-------- Reading text
This section covers the SEO settings for the page and how they can affect your rankings
From an SEO perspective, the pages in your app consist of three important data areas:
  • The URL, or the web address your page tells both your users and search engines what the page is about.
  • Metadata is data "about" the page: its title, description and social media images.
  • Content is the actual information on your page – the design, text, images and videos that both your users and search engines see
Let's explore each of these areas.

The URL

The URL is a part of the HTTP protocol – a big part of how the internet works. If you want to learn more about the technical side of how the HTTP protocol works, you can check out the article section below:
Article section: The HTTP protocol (advanced)
The URL is the humanly readable "address" of the page. It's used by search engines to isolate content: for example, one page in your app may be about sports shoes and another about horses: they would both have a unique URL and can show up differently in search results.
URLs serve a function both for search engines and your users; they are the humanly readable way to access the page, and as such should be clear and understandable.
----------------
-------- Provided material
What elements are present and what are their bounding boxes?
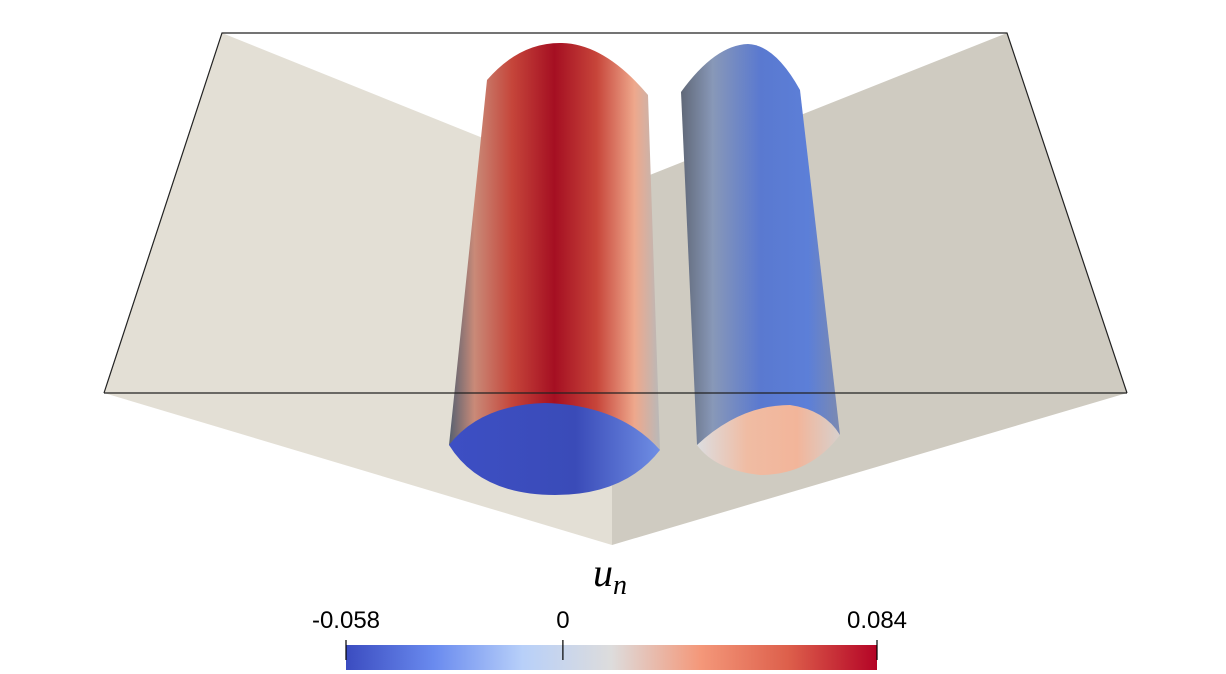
plane-edge: [103, 32, 1128, 394]
colorbar-label: un: [593, 550, 627, 601]
red-cylinder: [449, 42, 660, 450]
label-symbol: u: [593, 550, 613, 595]
colorbar: [346, 645, 877, 670]
peach-cap: [697, 405, 840, 475]
tick-label: 0.084: [847, 607, 907, 634]
blue-cap: [449, 403, 660, 495]
tick-label: 0: [556, 607, 569, 634]
tick-label: -0.058: [312, 607, 380, 634]
label-subscript: n: [613, 570, 627, 601]
blue-cylinder: [681, 44, 840, 445]
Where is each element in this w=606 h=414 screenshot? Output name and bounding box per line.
----------------
# Set of tasks
**A.** In the SEO text, change "web address" to "online address" and write out the part that opens with the words containing "This section covers" and closes with "page is about.".
**B.** According to the SEO text, what information does a page's metadata include?
**C.** Resume the text on SEO page settings after its last sentence.
The listing comes from a different source than the SEO text.

# Per-task outputs
**A.**
This section covers the SEO settings for the page and how they can affect your rankings
From an SEO perspective, the pages in your app consist of three important data areas:
  • The URL, or the online address your page tells both your users and search engines what the page is about.

**B.** The page's title, description and social media images.

**C.**
For example, compare the URLs below:
❌ https://www.my-bubble-application.com/mcakos/najsdnf
✅ https://www.my-bubble-application.com/product/runnning-shoes
The first one is not easy to decipher, but the last one gives an easily understandable indication of what the page is about.

Can I set up page folders?

Bubble doesn't use page folders in the traditional sense, but instead relies on dynamic pages. These are pages where the content is dynamically generated from database data, and it can be used to set up unique pages for each database thing. Read more about this in the section below.

Dynamic pages

Every page lets you set a type of content. This tells Bubble what kind of data you want to load onto the page and it's how you set up dynamic pages with unique URLs.
Let's say that you have an eCommerce store. On a page called products you want to dynamically show different products from your database. The data type is called Product.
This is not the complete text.